Please restate the following records word for word.

Stored records
------------

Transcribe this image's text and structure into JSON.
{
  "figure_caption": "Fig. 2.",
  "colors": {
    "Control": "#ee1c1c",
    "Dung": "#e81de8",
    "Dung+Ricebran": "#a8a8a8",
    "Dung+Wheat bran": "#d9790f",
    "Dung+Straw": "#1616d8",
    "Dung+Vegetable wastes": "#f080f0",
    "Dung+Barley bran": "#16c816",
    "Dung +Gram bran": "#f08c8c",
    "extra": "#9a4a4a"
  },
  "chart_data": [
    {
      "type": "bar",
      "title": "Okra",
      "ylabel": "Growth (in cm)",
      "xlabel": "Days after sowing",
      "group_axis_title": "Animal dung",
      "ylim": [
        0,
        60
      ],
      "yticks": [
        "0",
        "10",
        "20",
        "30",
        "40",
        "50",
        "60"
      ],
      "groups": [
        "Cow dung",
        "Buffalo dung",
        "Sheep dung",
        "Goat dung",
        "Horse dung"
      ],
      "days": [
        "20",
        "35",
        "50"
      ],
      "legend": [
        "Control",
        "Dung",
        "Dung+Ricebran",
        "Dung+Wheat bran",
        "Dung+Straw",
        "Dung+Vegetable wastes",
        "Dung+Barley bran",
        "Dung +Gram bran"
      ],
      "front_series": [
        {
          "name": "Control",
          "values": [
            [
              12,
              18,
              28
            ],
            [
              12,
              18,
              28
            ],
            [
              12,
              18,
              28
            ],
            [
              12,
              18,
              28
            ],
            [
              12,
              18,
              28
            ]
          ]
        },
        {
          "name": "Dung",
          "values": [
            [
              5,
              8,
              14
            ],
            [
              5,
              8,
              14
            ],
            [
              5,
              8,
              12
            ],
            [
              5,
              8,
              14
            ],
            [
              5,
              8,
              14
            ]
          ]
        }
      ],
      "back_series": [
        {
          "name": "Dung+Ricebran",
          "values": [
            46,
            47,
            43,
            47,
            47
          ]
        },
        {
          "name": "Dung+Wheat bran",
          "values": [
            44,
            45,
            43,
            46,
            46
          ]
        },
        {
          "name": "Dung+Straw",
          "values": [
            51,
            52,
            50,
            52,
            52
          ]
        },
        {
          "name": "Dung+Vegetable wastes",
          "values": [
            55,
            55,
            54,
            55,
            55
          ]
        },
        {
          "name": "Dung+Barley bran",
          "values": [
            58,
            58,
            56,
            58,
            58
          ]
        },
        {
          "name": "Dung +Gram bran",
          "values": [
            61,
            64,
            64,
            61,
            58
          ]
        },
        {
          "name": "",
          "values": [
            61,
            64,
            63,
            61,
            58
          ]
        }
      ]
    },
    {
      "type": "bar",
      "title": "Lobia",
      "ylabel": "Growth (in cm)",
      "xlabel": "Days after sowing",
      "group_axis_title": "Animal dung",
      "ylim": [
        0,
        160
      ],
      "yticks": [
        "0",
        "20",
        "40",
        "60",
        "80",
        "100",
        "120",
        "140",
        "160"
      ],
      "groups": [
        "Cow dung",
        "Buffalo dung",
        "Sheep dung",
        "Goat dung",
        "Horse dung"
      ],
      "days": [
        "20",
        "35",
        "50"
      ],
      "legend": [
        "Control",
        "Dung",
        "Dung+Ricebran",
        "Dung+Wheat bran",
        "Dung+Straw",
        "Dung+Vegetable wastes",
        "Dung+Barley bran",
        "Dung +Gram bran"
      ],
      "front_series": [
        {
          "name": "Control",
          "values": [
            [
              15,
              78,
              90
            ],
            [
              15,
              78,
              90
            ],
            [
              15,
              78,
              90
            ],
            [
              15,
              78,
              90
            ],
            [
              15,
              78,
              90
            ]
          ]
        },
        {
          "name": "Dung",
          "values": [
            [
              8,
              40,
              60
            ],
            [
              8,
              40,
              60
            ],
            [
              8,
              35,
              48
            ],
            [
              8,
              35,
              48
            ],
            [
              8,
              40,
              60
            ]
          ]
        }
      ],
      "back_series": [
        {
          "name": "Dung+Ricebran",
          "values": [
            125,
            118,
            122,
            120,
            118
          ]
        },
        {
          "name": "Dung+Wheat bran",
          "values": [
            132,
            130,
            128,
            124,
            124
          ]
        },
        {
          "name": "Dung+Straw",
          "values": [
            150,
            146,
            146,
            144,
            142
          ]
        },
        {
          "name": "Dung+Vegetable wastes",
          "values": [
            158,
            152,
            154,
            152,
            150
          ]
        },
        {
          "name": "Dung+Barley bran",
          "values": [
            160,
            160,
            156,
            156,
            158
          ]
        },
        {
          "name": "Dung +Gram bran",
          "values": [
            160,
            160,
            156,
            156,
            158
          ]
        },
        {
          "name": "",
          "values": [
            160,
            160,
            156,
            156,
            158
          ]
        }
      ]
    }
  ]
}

------------

Answer
Transcribe this image's text and structure into JSON.
{
  "figure_caption": "Fig. 2.",
  "colors": {
    "Control": "#ee1c1c",
    "Dung": "#e81de8",
    "Dung+Ricebran": "#a8a8a8",
    "Dung+Wheat bran": "#d9790f",
    "Dung+Straw": "#1616d8",
    "Dung+Vegetable wastes": "#f080f0",
    "Dung+Barley bran": "#16c816",
    "Dung +Gram bran": "#f08c8c",
    "extra": "#9a4a4a"
  },
  "chart_data": [
    {
      "type": "bar",
      "title": "Okra",
      "ylabel": "Growth (in cm)",
      "xlabel": "Days after sowing",
      "group_axis_title": "Animal dung",
      "ylim": [
        0,
        60
      ],
      "yticks": [
        "0",
        "10",
        "20",
        "30",
        "40",
        "50",
        "60"
      ],
      "groups": [
        "Cow dung",
        "Buffalo dung",
        "Sheep dung",
        "Goat dung",
        "Horse dung"
      ],
      "days": [
        "20",
        "35",
        "50"
      ],
      "legend": [
        "Control",
        "Dung",
        "Dung+Ricebran",
        "Dung+Wheat bran",
        "Dung+Straw",
        "Dung+Vegetable wastes",
        "Dung+Barley bran",
        "Dung +Gram bran"
      ],
      "front_series": [
        {
          "name": "Control",
          "values": [
            [
              12,
              18,
              28
            ],
            [
              12,
              18,
              28
            ],
            [
              12,
              18,
              28
            ],
            [
              12,
              18,
              28
            ],
            [
              12,
              18,
              28
            ]
          ]
        },
        {
          "name": "Dung",
          "values": [
            [
              5,
              8,
              14
            ],
            [
              5,
              8,
              14
            ],
            [
              5,
              8,
              12
            ],
            [
              5,
              8,
              14
            ],
            [
              5,
              8,
              14
            ]
          ]
        }
      ],
      "back_series": [
        {
          "name": "Dung+Ricebran",
          "values": [
            46,
            47,
            43,
            47,
            47
          ]
        },
        {
          "name": "Dung+Wheat bran",
          "values": [
            44,
            45,
            43,
            46,
            46
          ]
        },
        {
          "name": "Dung+Straw",
          "values": [
            51,
            52,
            50,
            52,
            52
          ]
        },
        {
          "name": "Dung+Vegetable wastes",
          "values": [
            55,
            55,
            54,
            55,
            55
          ]
        },
        {
          "name": "Dung+Barley bran",
          "values": [
            58,
            58,
            56,
            58,
            58
          ]
        },
        {
          "name": "Dung +Gram bran",
          "values": [
            61,
            64,
            64,
            61,
            58
          ]
        },
        {
          "name": "",
          "values": [
            61,
            64,
            63,
            61,
            58
          ]
        }
      ]
    },
    {
      "type": "bar",
      "title": "Lobia",
      "ylabel": "Growth (in cm)",
      "xlabel": "Days after sowing",
      "group_axis_title": "Animal dung",
      "ylim": [
        0,
        160
      ],
      "yticks": [
        "0",
        "20",
        "40",
        "60",
        "80",
        "100",
        "120",
        "140",
        "160"
      ],
      "groups": [
        "Cow dung",
        "Buffalo dung",
        "Sheep dung",
        "Goat dung",
        "Horse dung"
      ],
      "days": [
        "20",
        "35",
        "50"
      ],
      "legend": [
        "Control",
        "Dung",
        "Dung+Ricebran",
        "Dung+Wheat bran",
        "Dung+Straw",
        "Dung+Vegetable wastes",
        "Dung+Barley bran",
        "Dung +Gram bran"
      ],
      "front_series": [
        {
          "name": "Control",
          "values": [
            [
              15,
              78,
              90
            ],
            [
              15,
              78,
              90
            ],
            [
              15,
              78,
              90
            ],
            [
              15,
              78,
              90
            ],
            [
              15,
              78,
              90
            ]
          ]
        },
        {
          "name": "Dung",
          "values": [
            [
              8,
              40,
              60
            ],
            [
              8,
              40,
              60
            ],
            [
              8,
              35,
              48
            ],
            [
              8,
              35,
              48
            ],
            [
              8,
              40,
              60
            ]
          ]
        }
      ],
      "back_series": [
        {
          "name": "Dung+Ricebran",
          "values": [
            125,
            118,
            122,
            120,
            118
          ]
        },
        {
          "name": "Dung+Wheat bran",
          "values": [
            132,
            130,
            128,
            124,
            124
          ]
        },
        {
          "name": "Dung+Straw",
          "values": [
            150,
            146,
            146,
            144,
            142
          ]
        },
        {
          "name": "Dung+Vegetable wastes",
          "values": [
            158,
            152,
            154,
            152,
            150
          ]
        },
        {
          "name": "Dung+Barley bran",
          "values": [
            160,
            160,
            156,
            156,
            158
          ]
        },
        {
          "name": "Dung +Gram bran",
          "values": [
            160,
            160,
            156,
            156,
            158
          ]
        },
        {
          "name": "",
          "values": [
            160,
            160,
            156,
            156,
            158
          ]
        }
      ]
    }
  ]
}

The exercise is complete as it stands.